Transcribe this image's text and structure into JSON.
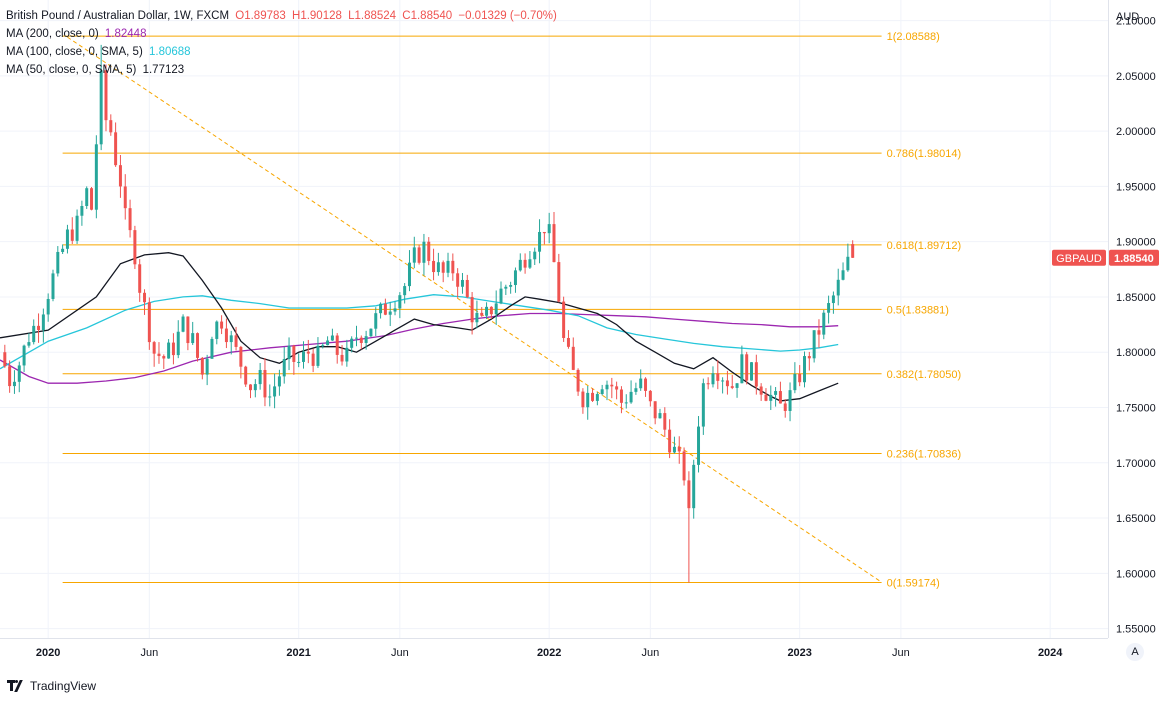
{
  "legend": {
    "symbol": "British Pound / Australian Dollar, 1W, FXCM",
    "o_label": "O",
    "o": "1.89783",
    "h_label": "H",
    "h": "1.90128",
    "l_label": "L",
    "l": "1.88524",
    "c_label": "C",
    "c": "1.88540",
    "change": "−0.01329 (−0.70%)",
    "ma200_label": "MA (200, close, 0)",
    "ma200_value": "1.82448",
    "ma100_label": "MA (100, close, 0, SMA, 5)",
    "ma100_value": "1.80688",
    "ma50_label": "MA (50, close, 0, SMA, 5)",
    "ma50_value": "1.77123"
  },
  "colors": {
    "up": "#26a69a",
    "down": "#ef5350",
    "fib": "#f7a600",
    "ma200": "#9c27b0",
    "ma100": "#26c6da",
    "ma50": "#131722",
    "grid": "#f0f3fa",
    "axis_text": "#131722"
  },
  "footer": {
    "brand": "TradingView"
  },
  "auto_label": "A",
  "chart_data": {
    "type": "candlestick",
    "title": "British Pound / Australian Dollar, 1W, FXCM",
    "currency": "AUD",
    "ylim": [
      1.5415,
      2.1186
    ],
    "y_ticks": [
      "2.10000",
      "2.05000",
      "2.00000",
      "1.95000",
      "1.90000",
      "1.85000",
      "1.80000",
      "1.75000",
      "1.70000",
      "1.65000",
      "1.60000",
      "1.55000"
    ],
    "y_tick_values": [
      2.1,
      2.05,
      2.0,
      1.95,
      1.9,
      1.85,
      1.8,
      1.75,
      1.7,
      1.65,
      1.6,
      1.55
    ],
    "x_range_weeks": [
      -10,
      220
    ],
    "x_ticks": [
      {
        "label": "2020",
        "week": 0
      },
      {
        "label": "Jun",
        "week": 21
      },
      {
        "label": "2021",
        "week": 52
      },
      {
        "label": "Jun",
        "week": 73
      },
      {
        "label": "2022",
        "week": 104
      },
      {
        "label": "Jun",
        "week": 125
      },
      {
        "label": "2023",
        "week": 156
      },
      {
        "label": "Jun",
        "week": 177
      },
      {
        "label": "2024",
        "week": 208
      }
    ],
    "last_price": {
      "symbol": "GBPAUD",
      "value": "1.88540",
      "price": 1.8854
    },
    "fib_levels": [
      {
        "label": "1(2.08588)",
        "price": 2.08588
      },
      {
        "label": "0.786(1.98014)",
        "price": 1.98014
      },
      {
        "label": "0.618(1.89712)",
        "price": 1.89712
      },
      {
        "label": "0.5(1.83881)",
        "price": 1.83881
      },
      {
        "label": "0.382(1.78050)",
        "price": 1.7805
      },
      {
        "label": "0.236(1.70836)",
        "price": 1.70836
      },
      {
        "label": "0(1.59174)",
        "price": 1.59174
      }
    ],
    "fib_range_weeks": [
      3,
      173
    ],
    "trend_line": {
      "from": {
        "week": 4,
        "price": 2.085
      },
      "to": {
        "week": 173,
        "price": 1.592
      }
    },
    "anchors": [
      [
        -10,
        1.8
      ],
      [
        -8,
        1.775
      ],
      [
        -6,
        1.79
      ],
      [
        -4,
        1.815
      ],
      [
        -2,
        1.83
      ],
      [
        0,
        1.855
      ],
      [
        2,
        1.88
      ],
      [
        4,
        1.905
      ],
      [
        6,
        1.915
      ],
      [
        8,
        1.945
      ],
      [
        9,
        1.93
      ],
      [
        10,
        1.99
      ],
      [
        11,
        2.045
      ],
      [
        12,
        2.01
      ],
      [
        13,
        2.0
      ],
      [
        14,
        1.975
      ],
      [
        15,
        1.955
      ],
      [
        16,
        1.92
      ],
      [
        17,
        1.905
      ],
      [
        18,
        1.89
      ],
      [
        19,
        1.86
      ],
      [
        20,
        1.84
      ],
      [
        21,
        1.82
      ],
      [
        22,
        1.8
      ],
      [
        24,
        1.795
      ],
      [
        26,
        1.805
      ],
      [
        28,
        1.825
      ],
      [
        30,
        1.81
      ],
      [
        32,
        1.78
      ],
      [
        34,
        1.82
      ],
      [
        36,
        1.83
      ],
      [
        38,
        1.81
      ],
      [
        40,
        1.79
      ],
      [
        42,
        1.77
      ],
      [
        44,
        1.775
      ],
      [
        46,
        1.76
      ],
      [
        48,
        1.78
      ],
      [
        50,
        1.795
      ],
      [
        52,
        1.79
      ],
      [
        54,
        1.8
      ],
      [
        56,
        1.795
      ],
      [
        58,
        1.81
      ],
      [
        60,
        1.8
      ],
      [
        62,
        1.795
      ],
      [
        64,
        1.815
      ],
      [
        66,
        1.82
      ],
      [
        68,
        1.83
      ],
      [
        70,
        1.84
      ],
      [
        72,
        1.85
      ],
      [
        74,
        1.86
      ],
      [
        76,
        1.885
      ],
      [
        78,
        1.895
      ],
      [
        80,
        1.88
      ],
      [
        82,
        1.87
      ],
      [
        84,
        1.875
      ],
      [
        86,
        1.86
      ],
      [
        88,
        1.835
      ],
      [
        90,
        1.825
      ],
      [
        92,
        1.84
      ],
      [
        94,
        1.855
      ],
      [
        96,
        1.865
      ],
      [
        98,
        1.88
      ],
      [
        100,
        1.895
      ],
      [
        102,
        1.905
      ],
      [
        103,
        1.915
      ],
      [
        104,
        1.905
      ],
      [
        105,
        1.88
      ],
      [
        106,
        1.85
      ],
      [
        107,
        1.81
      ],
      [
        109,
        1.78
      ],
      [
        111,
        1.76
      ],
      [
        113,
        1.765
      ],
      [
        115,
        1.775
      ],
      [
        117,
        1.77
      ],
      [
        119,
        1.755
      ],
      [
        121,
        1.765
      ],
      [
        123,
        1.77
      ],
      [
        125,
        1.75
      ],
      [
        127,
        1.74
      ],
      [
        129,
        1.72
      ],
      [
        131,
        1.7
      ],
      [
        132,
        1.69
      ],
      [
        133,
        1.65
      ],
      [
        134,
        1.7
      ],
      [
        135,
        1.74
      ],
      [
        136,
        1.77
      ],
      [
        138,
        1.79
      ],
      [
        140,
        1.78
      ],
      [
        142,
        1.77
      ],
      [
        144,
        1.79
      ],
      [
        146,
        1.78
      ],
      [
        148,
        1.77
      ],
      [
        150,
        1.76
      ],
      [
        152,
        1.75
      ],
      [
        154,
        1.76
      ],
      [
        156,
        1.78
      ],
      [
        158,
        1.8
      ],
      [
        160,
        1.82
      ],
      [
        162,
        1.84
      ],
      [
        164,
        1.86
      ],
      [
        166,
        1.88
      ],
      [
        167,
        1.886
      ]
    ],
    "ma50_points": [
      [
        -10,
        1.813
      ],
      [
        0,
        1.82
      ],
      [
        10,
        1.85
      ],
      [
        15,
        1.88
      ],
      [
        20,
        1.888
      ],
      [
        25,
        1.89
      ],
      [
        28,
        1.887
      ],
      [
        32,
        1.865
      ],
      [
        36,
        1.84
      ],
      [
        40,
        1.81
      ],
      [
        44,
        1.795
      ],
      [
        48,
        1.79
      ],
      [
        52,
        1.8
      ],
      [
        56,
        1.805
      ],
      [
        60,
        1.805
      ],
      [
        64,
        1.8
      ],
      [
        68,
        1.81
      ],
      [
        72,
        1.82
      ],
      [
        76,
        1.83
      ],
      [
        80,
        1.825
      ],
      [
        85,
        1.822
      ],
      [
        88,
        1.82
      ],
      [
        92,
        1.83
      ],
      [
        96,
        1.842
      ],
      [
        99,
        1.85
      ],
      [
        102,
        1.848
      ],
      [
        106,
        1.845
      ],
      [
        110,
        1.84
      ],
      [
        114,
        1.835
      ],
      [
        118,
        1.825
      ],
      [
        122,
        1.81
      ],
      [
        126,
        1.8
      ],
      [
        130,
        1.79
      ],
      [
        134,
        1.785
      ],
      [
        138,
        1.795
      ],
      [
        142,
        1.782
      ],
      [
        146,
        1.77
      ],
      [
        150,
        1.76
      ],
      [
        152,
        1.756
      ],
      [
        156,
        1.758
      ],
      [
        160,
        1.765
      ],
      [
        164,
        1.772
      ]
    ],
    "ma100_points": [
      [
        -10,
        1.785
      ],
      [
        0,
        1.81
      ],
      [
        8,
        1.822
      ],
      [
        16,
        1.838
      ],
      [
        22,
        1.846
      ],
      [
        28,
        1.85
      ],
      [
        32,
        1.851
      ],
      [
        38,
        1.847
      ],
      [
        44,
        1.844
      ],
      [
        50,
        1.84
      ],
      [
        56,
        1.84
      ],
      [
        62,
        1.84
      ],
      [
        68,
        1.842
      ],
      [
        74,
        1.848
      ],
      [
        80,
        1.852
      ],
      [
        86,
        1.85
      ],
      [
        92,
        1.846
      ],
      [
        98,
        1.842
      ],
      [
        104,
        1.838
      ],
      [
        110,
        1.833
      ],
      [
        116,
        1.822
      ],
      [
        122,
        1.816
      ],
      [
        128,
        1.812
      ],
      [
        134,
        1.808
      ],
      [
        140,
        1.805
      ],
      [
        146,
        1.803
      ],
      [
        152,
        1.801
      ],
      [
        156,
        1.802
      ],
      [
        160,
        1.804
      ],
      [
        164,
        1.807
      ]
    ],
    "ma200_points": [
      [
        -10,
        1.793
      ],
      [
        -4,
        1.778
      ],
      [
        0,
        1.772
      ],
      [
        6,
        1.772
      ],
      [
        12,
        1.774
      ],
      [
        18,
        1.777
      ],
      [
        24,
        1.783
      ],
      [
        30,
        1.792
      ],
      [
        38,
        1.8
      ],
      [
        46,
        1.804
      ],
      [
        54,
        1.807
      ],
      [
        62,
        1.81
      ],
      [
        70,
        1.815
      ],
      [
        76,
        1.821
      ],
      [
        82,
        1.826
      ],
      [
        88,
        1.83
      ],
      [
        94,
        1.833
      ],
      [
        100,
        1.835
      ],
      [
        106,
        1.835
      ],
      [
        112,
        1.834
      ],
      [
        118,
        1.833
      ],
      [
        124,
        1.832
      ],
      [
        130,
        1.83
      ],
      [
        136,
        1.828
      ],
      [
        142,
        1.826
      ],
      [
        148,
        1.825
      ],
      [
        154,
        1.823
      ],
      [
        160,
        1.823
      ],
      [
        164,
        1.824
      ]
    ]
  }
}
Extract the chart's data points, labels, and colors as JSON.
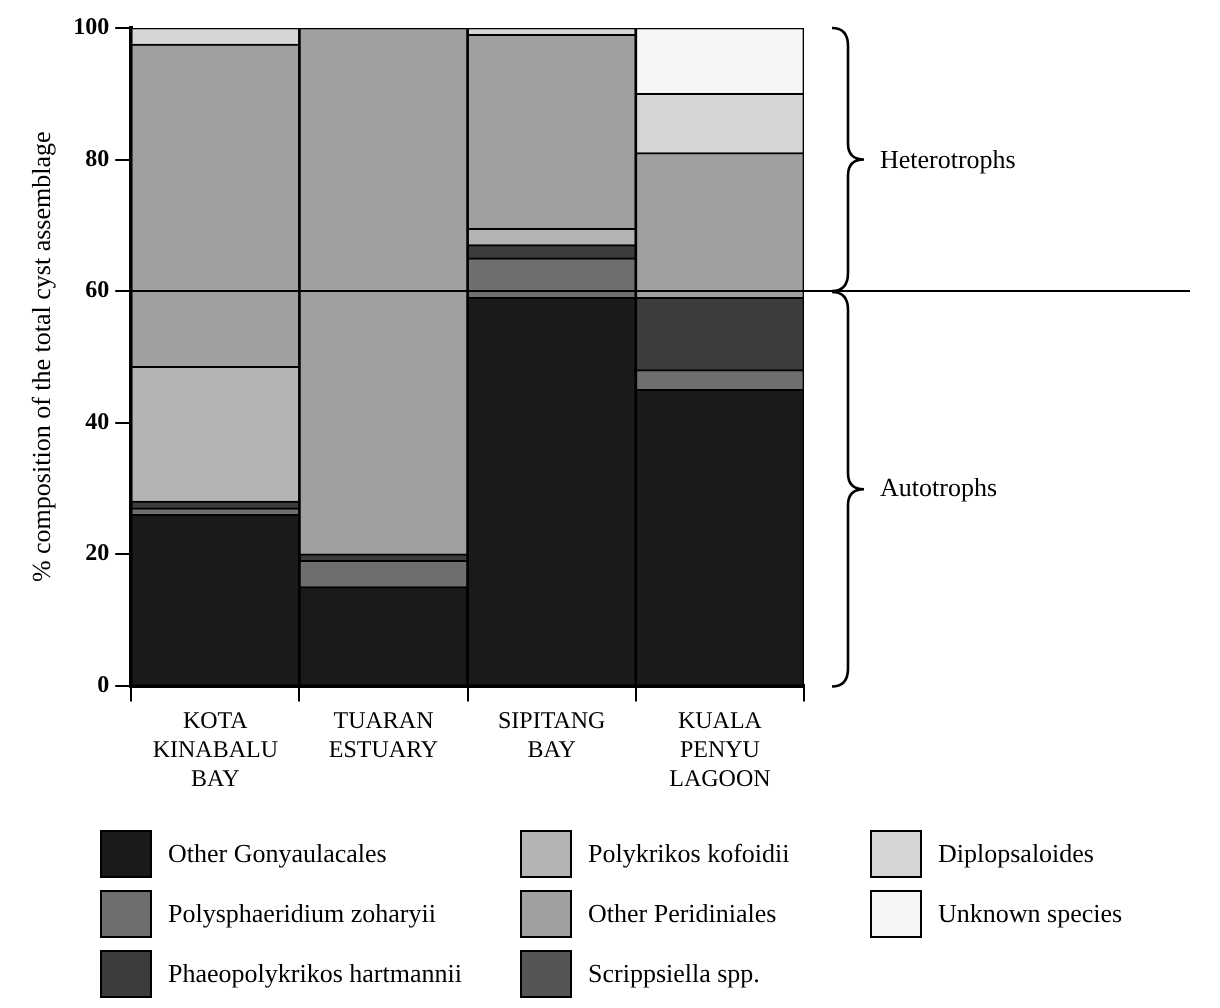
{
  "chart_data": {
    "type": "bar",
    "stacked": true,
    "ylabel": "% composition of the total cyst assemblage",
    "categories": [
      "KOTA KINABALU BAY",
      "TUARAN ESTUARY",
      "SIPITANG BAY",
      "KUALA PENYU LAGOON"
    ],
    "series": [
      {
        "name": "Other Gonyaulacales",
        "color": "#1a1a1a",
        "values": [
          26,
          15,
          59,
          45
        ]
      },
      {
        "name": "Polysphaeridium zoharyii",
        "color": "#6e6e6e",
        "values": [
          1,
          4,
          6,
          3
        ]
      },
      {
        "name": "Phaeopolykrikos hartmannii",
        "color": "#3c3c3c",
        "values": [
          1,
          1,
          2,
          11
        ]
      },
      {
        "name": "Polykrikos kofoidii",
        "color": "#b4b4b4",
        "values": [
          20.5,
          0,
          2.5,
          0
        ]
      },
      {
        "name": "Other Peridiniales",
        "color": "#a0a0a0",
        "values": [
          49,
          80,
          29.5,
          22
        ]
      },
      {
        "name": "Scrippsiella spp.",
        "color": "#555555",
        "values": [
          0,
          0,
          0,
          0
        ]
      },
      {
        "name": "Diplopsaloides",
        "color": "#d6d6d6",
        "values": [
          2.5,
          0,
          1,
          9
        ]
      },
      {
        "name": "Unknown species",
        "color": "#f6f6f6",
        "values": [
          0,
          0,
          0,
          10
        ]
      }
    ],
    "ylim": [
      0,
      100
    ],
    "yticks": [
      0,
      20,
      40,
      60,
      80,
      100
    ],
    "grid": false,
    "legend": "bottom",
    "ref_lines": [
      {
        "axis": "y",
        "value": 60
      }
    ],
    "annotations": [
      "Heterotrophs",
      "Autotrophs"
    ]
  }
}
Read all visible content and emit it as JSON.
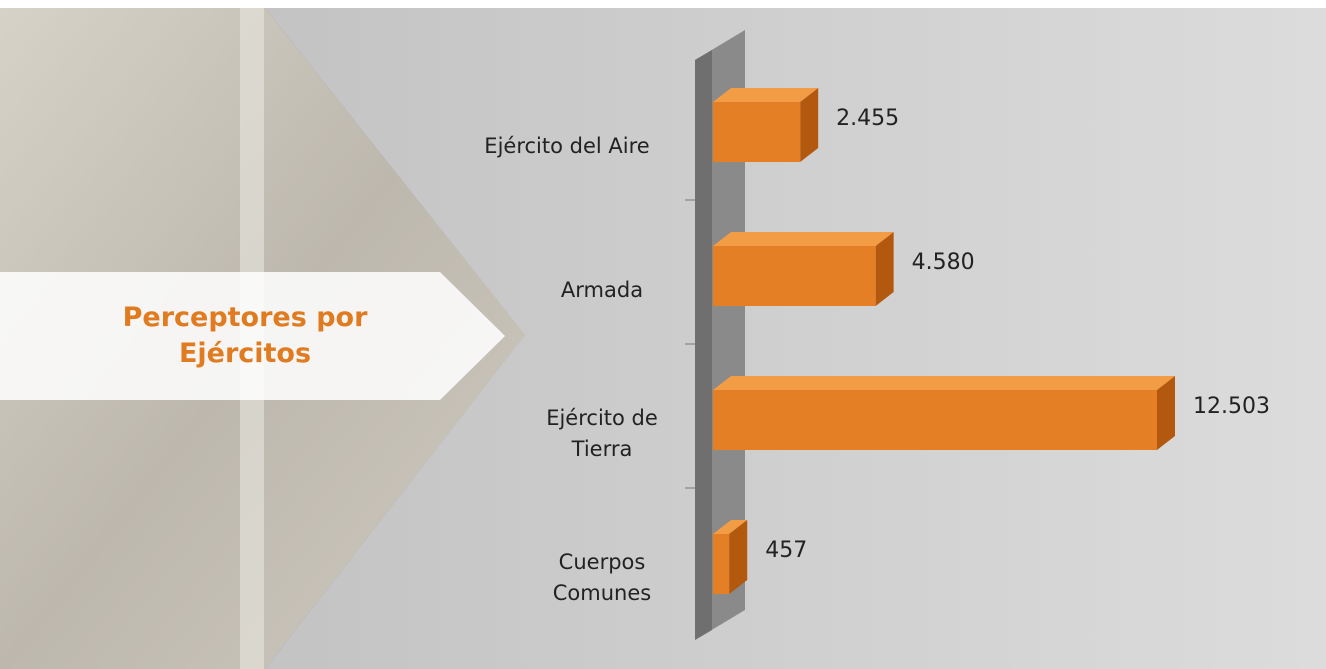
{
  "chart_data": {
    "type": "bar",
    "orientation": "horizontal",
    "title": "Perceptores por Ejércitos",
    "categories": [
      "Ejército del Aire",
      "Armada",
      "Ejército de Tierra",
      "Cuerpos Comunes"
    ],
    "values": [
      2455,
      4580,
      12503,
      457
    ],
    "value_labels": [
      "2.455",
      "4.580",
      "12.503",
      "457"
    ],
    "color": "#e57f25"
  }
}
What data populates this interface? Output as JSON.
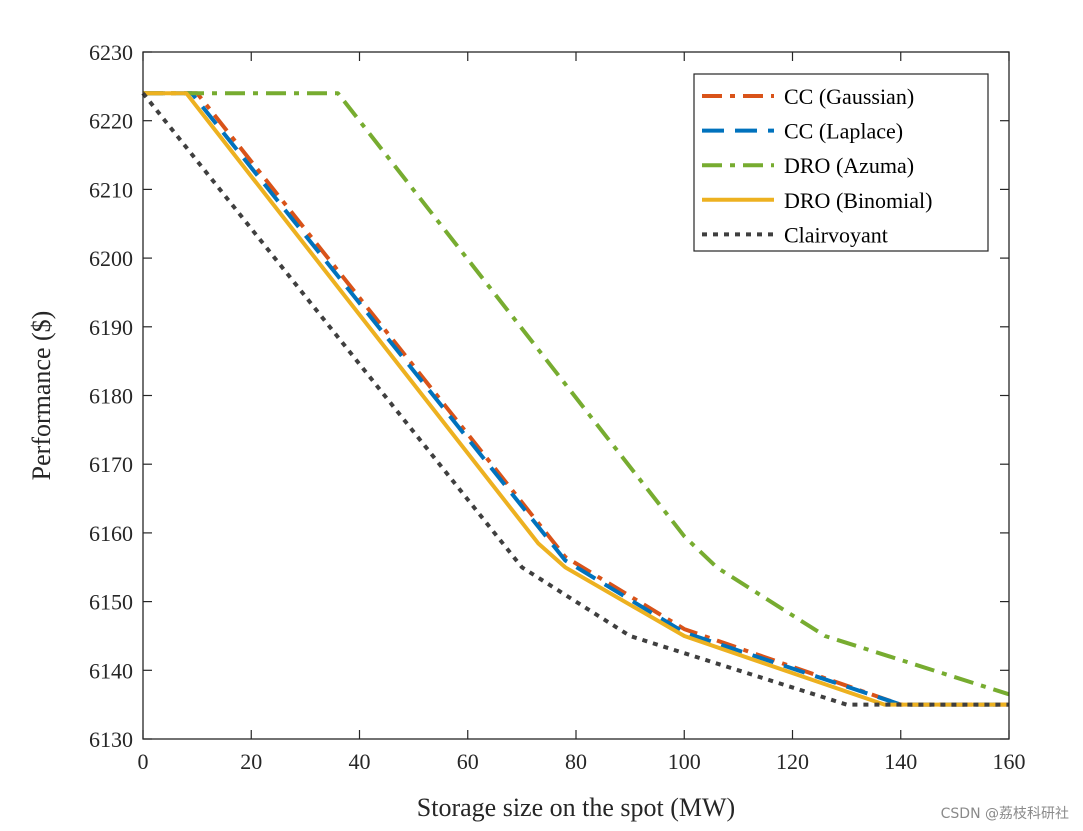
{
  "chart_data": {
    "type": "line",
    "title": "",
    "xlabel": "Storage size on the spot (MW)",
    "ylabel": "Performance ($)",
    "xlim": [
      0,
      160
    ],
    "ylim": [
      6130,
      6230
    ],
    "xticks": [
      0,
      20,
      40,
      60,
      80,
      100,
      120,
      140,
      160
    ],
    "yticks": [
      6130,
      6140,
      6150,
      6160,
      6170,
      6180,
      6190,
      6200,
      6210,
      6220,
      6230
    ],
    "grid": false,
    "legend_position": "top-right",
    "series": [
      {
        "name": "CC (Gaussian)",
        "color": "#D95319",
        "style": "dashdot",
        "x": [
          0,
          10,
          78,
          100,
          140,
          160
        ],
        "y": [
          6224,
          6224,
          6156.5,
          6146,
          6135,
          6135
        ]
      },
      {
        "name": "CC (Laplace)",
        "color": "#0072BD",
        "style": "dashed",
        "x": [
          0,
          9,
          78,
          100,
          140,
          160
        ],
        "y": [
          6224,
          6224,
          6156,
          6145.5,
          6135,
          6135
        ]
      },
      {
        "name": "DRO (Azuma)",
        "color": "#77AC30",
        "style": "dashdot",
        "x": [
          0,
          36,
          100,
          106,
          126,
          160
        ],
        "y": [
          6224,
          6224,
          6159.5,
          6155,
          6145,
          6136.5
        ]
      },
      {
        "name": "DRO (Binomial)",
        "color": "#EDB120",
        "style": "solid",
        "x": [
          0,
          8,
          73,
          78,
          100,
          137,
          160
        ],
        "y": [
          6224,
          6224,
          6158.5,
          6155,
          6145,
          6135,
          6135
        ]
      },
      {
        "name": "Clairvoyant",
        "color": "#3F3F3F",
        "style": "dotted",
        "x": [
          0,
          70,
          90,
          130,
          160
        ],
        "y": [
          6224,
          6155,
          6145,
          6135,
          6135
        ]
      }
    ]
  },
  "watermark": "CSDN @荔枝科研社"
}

=======

* **TASK DIRECTIONS**: Return only the count of lines in the records that hold the word "this".

* **OUTPUT BELOW**: 2